EXERCISE DETAILS
Work out how many lines in the entries below include the word "Agents". Give nothing but the number.

*** DATA PROVIDED ***

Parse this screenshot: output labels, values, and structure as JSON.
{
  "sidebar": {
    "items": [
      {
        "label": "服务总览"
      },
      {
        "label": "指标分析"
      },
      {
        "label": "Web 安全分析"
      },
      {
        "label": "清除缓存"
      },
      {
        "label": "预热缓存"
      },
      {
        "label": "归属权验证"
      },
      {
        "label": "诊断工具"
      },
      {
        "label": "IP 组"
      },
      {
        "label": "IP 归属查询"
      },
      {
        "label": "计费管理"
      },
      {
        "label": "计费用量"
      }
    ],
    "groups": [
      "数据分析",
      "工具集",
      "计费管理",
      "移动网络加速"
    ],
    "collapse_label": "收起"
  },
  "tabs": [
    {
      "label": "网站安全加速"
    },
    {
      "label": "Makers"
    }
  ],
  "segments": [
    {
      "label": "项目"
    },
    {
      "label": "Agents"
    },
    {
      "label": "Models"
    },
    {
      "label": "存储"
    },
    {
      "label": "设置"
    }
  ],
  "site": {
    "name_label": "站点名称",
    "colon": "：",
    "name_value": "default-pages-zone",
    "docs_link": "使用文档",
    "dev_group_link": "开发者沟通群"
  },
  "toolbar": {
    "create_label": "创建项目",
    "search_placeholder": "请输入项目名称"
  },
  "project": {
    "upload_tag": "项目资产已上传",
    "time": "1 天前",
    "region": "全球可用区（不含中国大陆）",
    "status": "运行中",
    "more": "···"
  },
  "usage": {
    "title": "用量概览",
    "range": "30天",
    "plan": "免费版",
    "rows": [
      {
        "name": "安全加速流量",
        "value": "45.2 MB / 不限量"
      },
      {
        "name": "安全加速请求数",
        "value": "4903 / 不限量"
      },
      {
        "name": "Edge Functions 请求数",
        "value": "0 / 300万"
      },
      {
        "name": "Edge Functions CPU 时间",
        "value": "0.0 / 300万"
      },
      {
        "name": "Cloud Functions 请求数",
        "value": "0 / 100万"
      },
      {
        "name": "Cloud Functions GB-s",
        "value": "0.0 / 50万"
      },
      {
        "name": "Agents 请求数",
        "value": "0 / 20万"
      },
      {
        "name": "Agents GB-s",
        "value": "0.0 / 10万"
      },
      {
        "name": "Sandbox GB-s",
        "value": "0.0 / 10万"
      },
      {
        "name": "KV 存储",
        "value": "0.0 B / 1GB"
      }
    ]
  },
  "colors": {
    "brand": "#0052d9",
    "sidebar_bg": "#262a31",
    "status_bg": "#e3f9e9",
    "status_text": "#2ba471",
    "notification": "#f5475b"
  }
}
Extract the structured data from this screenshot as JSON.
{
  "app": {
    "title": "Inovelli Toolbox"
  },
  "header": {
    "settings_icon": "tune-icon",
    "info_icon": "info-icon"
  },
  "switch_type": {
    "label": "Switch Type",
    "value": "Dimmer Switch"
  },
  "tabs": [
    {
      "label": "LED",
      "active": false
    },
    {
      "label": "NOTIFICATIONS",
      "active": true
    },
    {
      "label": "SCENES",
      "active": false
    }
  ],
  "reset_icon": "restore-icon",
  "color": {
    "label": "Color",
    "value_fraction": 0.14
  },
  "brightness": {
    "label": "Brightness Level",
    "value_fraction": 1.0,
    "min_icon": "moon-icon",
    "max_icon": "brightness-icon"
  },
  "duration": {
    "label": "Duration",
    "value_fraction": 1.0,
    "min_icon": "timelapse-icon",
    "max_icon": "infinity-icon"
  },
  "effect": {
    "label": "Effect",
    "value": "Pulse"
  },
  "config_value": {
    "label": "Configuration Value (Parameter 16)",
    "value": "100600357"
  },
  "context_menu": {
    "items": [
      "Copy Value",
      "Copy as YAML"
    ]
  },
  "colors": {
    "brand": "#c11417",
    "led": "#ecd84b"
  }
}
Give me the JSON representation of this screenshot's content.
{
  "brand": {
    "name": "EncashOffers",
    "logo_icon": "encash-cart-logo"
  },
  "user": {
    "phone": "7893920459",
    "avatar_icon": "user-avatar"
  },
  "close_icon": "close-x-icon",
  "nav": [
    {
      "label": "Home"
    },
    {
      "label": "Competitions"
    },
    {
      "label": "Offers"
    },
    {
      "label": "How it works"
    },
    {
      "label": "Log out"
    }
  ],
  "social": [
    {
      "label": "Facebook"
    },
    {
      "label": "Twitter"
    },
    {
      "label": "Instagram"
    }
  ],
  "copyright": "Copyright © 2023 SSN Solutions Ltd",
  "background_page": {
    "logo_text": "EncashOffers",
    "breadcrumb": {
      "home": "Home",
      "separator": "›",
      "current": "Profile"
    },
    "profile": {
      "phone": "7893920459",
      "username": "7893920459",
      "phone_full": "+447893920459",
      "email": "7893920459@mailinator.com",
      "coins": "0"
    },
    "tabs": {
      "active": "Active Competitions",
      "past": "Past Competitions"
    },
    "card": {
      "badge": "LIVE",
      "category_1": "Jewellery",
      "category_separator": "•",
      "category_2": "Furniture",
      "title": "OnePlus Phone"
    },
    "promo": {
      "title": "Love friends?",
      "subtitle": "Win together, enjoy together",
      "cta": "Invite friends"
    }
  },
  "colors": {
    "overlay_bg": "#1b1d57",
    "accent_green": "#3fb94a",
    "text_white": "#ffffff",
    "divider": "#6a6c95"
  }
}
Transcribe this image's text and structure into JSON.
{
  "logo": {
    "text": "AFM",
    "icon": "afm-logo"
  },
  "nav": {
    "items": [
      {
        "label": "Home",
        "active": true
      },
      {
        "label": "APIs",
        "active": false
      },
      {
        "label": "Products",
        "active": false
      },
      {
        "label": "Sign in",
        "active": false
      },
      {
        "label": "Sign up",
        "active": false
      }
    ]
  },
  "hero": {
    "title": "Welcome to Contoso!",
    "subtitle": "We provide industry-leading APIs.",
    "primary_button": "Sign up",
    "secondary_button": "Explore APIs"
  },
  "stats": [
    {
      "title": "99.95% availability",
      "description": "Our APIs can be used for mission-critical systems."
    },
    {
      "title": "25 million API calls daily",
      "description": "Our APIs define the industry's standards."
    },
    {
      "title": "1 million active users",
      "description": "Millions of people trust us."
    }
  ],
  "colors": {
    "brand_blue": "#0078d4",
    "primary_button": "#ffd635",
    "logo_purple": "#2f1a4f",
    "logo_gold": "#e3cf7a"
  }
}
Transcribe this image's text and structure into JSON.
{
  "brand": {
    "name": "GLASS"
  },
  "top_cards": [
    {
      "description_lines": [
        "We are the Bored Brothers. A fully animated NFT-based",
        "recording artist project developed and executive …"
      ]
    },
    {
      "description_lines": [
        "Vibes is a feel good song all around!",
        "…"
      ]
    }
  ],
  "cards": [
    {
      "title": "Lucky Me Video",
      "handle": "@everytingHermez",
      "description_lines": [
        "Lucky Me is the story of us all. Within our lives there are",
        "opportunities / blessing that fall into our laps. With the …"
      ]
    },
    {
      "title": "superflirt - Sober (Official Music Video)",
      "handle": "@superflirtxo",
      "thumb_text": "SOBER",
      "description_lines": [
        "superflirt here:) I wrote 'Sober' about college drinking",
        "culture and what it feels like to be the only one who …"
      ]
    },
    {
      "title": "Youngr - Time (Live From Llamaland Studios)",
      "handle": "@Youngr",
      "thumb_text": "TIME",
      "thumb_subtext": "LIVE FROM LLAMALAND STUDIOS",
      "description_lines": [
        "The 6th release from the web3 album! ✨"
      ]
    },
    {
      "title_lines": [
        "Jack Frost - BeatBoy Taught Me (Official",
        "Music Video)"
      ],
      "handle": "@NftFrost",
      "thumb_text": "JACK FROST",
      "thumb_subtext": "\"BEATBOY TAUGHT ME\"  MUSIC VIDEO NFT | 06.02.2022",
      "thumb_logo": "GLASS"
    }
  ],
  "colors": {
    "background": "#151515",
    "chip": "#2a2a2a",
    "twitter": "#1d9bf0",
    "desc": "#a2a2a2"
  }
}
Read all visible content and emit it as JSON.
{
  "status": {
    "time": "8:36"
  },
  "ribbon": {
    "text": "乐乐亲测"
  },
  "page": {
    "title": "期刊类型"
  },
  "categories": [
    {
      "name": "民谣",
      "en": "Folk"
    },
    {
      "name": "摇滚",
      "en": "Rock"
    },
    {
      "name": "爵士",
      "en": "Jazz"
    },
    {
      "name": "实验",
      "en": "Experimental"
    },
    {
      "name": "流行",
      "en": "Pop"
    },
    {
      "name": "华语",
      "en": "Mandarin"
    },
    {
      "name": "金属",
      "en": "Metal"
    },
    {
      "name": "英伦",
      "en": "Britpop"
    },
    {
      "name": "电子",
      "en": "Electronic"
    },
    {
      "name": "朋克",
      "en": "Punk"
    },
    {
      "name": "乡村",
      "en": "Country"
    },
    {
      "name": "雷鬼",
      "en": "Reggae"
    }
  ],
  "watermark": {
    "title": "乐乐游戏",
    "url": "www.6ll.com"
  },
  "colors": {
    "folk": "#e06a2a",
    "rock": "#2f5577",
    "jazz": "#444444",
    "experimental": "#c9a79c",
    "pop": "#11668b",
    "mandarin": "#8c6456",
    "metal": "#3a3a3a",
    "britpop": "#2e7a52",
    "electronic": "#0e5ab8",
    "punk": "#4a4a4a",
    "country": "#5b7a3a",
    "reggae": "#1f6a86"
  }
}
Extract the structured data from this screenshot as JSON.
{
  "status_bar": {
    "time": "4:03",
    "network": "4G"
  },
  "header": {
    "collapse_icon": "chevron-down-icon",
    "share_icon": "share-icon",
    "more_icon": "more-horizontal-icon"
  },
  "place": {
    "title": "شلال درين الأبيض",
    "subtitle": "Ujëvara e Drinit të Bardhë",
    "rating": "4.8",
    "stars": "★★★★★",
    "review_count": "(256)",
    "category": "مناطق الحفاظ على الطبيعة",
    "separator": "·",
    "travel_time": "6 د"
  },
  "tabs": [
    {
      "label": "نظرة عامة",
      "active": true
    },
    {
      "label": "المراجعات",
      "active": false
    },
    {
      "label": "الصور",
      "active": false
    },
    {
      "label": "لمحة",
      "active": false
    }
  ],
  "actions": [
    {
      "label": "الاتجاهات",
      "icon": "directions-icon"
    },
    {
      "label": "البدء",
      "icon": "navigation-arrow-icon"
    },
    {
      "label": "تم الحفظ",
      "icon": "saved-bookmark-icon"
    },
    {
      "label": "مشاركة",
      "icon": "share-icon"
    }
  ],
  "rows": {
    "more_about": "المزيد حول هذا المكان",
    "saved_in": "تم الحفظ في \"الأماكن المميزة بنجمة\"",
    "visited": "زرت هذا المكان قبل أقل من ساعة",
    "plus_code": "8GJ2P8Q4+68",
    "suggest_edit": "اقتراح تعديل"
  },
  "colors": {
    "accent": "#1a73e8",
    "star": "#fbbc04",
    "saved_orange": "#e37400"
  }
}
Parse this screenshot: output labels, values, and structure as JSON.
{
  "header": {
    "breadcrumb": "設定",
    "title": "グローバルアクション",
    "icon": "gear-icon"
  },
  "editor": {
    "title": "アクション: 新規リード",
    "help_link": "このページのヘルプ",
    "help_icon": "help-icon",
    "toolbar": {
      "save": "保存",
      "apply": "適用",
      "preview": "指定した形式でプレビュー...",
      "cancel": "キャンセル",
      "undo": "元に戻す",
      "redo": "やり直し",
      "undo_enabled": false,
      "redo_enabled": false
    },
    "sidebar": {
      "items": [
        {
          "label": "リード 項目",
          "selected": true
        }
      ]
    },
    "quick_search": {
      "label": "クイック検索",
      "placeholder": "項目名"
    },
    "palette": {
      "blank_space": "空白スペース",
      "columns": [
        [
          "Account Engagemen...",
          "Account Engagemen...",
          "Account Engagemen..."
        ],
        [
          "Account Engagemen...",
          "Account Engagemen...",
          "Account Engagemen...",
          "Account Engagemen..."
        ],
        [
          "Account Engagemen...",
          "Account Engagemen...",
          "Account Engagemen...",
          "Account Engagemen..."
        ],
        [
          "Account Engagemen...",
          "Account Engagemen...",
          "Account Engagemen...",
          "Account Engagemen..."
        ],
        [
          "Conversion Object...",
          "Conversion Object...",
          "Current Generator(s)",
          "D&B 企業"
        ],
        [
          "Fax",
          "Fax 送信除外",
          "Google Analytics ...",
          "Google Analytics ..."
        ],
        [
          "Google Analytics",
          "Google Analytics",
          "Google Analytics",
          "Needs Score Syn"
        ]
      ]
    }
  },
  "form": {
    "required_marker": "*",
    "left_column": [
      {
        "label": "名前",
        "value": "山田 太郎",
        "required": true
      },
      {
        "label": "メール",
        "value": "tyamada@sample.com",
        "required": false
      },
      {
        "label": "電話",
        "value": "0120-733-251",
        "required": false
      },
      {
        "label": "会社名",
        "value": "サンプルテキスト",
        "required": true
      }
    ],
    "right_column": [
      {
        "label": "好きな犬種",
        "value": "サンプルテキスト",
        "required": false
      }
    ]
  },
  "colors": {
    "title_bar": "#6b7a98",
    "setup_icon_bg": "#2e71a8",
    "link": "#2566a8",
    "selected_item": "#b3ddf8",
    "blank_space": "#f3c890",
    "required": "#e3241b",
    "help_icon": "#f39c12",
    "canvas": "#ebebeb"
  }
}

***

SOLUTION TO THE EXERCISE
3